→ What is expected
Every record should be written out exactly, with the pictures left out.

** BEGIN **

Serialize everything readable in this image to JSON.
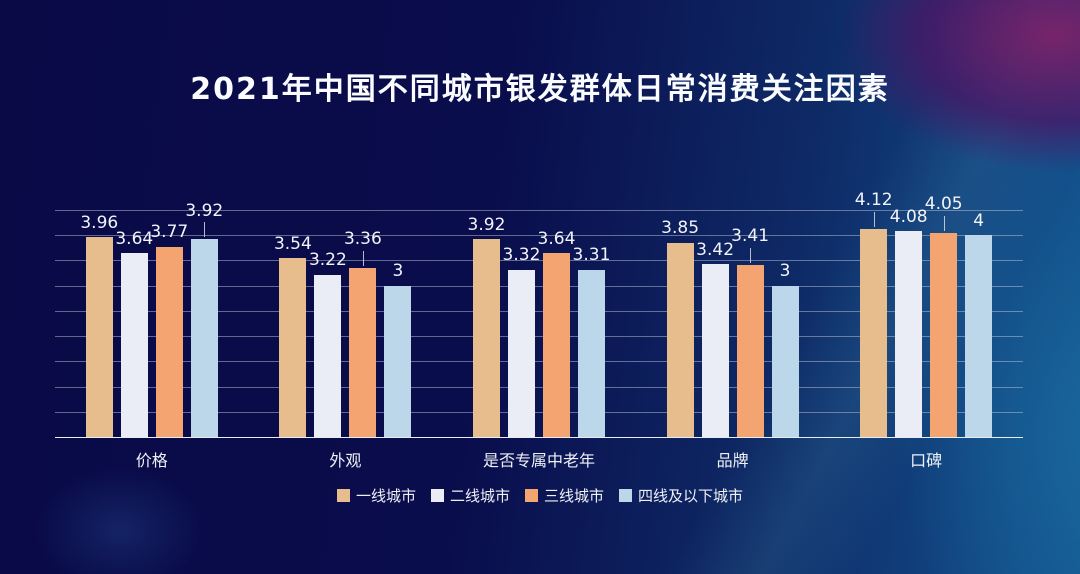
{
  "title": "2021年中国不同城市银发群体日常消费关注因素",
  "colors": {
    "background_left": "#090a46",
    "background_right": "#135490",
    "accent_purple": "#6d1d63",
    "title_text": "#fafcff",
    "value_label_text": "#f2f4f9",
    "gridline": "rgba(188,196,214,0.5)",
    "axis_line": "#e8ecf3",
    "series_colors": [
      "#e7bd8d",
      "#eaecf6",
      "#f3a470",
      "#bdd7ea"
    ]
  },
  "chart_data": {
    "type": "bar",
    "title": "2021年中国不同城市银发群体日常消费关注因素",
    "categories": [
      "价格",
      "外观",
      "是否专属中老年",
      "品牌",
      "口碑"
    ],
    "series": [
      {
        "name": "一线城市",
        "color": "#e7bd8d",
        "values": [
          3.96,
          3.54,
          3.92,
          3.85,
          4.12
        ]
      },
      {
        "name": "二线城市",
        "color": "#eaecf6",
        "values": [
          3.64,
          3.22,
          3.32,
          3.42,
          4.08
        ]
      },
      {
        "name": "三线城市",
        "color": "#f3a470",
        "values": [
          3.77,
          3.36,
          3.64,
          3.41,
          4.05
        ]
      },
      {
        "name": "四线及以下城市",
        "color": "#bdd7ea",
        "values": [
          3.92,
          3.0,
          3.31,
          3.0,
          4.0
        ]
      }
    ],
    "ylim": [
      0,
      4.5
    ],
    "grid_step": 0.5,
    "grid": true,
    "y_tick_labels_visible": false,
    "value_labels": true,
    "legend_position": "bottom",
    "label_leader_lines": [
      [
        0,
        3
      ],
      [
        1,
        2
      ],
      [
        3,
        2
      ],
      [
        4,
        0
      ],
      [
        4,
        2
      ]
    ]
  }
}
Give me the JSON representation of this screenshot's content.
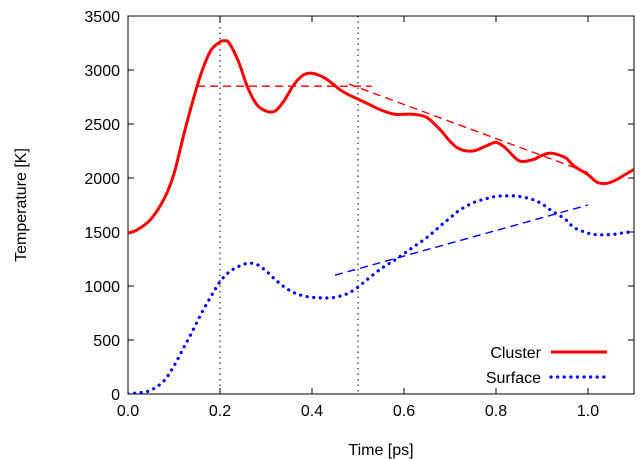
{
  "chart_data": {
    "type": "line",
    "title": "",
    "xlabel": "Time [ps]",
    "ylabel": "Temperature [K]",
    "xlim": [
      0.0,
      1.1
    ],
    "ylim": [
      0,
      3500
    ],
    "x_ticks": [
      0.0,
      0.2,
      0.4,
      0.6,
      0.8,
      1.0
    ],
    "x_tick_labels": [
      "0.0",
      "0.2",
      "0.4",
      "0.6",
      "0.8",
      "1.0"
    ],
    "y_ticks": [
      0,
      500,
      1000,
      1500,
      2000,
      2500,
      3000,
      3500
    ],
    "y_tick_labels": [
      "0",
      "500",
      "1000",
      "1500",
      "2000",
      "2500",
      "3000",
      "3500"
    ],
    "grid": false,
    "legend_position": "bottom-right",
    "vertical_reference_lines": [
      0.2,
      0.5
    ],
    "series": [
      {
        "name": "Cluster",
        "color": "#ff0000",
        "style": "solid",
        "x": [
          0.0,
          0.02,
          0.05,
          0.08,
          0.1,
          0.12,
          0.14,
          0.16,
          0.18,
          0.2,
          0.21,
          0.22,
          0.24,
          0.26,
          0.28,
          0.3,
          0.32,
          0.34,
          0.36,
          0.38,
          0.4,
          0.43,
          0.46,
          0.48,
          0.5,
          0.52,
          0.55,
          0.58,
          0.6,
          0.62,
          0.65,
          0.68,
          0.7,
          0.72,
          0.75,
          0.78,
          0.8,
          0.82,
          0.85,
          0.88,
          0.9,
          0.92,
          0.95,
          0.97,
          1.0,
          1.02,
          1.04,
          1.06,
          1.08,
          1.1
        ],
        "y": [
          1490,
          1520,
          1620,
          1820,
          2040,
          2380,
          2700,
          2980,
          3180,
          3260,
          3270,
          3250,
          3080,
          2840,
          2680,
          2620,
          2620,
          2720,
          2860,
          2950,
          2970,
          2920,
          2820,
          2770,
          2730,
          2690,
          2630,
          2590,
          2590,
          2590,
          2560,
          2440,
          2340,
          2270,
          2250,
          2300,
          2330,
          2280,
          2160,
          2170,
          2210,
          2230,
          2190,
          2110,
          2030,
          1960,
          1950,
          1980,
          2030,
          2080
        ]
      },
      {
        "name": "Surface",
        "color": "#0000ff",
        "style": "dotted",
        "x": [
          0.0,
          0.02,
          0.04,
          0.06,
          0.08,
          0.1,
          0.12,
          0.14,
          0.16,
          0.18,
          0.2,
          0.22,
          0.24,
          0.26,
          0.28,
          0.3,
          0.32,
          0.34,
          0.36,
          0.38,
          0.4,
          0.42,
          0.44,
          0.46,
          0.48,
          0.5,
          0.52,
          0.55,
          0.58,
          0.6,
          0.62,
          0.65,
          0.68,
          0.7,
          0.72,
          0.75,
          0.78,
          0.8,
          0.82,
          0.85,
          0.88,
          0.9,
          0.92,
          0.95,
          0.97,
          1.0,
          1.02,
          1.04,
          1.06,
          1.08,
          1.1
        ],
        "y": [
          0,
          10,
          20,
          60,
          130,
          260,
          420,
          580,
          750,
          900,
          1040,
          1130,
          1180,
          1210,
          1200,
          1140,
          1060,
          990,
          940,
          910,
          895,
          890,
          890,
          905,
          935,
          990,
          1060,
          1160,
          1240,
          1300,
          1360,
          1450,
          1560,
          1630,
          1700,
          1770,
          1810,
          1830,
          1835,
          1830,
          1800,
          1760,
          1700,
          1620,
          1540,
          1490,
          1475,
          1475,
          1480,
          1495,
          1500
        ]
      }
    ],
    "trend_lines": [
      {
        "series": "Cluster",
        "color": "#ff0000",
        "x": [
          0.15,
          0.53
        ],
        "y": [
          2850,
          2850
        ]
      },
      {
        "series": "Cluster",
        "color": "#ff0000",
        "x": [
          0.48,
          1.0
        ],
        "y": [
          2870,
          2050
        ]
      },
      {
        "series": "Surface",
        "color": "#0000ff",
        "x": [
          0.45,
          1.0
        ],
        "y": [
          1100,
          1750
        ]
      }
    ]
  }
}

** END **

→ Solution
Serialize everything readable in this image to JSON.
{
  "title": "2021年中国不同城市银发群体日常消费关注因素",
  "colors": {
    "background_left": "#090a46",
    "background_right": "#135490",
    "accent_purple": "#6d1d63",
    "title_text": "#fafcff",
    "value_label_text": "#f2f4f9",
    "gridline": "rgba(188,196,214,0.5)",
    "axis_line": "#e8ecf3",
    "series_colors": [
      "#e7bd8d",
      "#eaecf6",
      "#f3a470",
      "#bdd7ea"
    ]
  },
  "chart_data": {
    "type": "bar",
    "title": "2021年中国不同城市银发群体日常消费关注因素",
    "categories": [
      "价格",
      "外观",
      "是否专属中老年",
      "品牌",
      "口碑"
    ],
    "series": [
      {
        "name": "一线城市",
        "color": "#e7bd8d",
        "values": [
          3.96,
          3.54,
          3.92,
          3.85,
          4.12
        ]
      },
      {
        "name": "二线城市",
        "color": "#eaecf6",
        "values": [
          3.64,
          3.22,
          3.32,
          3.42,
          4.08
        ]
      },
      {
        "name": "三线城市",
        "color": "#f3a470",
        "values": [
          3.77,
          3.36,
          3.64,
          3.41,
          4.05
        ]
      },
      {
        "name": "四线及以下城市",
        "color": "#bdd7ea",
        "values": [
          3.92,
          3.0,
          3.31,
          3.0,
          4.0
        ]
      }
    ],
    "ylim": [
      0,
      4.5
    ],
    "grid_step": 0.5,
    "grid": true,
    "y_tick_labels_visible": false,
    "value_labels": true,
    "legend_position": "bottom",
    "label_leader_lines": [
      [
        0,
        3
      ],
      [
        1,
        2
      ],
      [
        3,
        2
      ],
      [
        4,
        0
      ],
      [
        4,
        2
      ]
    ]
  }
}
Give me the JSON representation of this screenshot's content.
{
  "chart_data": {
    "type": "line",
    "title": "",
    "xlabel": "Time [ps]",
    "ylabel": "Temperature [K]",
    "xlim": [
      0.0,
      1.1
    ],
    "ylim": [
      0,
      3500
    ],
    "x_ticks": [
      0.0,
      0.2,
      0.4,
      0.6,
      0.8,
      1.0
    ],
    "x_tick_labels": [
      "0.0",
      "0.2",
      "0.4",
      "0.6",
      "0.8",
      "1.0"
    ],
    "y_ticks": [
      0,
      500,
      1000,
      1500,
      2000,
      2500,
      3000,
      3500
    ],
    "y_tick_labels": [
      "0",
      "500",
      "1000",
      "1500",
      "2000",
      "2500",
      "3000",
      "3500"
    ],
    "grid": false,
    "legend_position": "bottom-right",
    "vertical_reference_lines": [
      0.2,
      0.5
    ],
    "series": [
      {
        "name": "Cluster",
        "color": "#ff0000",
        "style": "solid",
        "x": [
          0.0,
          0.02,
          0.05,
          0.08,
          0.1,
          0.12,
          0.14,
          0.16,
          0.18,
          0.2,
          0.21,
          0.22,
          0.24,
          0.26,
          0.28,
          0.3,
          0.32,
          0.34,
          0.36,
          0.38,
          0.4,
          0.43,
          0.46,
          0.48,
          0.5,
          0.52,
          0.55,
          0.58,
          0.6,
          0.62,
          0.65,
          0.68,
          0.7,
          0.72,
          0.75,
          0.78,
          0.8,
          0.82,
          0.85,
          0.88,
          0.9,
          0.92,
          0.95,
          0.97,
          1.0,
          1.02,
          1.04,
          1.06,
          1.08,
          1.1
        ],
        "y": [
          1490,
          1520,
          1620,
          1820,
          2040,
          2380,
          2700,
          2980,
          3180,
          3260,
          3270,
          3250,
          3080,
          2840,
          2680,
          2620,
          2620,
          2720,
          2860,
          2950,
          2970,
          2920,
          2820,
          2770,
          2730,
          2690,
          2630,
          2590,
          2590,
          2590,
          2560,
          2440,
          2340,
          2270,
          2250,
          2300,
          2330,
          2280,
          2160,
          2170,
          2210,
          2230,
          2190,
          2110,
          2030,
          1960,
          1950,
          1980,
          2030,
          2080
        ]
      },
      {
        "name": "Surface",
        "color": "#0000ff",
        "style": "dotted",
        "x": [
          0.0,
          0.02,
          0.04,
          0.06,
          0.08,
          0.1,
          0.12,
          0.14,
          0.16,
          0.18,
          0.2,
          0.22,
          0.24,
          0.26,
          0.28,
          0.3,
          0.32,
          0.34,
          0.36,
          0.38,
          0.4,
          0.42,
          0.44,
          0.46,
          0.48,
          0.5,
          0.52,
          0.55,
          0.58,
          0.6,
          0.62,
          0.65,
          0.68,
          0.7,
          0.72,
          0.75,
          0.78,
          0.8,
          0.82,
          0.85,
          0.88,
          0.9,
          0.92,
          0.95,
          0.97,
          1.0,
          1.02,
          1.04,
          1.06,
          1.08,
          1.1
        ],
        "y": [
          0,
          10,
          20,
          60,
          130,
          260,
          420,
          580,
          750,
          900,
          1040,
          1130,
          1180,
          1210,
          1200,
          1140,
          1060,
          990,
          940,
          910,
          895,
          890,
          890,
          905,
          935,
          990,
          1060,
          1160,
          1240,
          1300,
          1360,
          1450,
          1560,
          1630,
          1700,
          1770,
          1810,
          1830,
          1835,
          1830,
          1800,
          1760,
          1700,
          1620,
          1540,
          1490,
          1475,
          1475,
          1480,
          1495,
          1500
        ]
      }
    ],
    "trend_lines": [
      {
        "series": "Cluster",
        "color": "#ff0000",
        "x": [
          0.15,
          0.53
        ],
        "y": [
          2850,
          2850
        ]
      },
      {
        "series": "Cluster",
        "color": "#ff0000",
        "x": [
          0.48,
          1.0
        ],
        "y": [
          2870,
          2050
        ]
      },
      {
        "series": "Surface",
        "color": "#0000ff",
        "x": [
          0.45,
          1.0
        ],
        "y": [
          1100,
          1750
        ]
      }
    ]
  }
}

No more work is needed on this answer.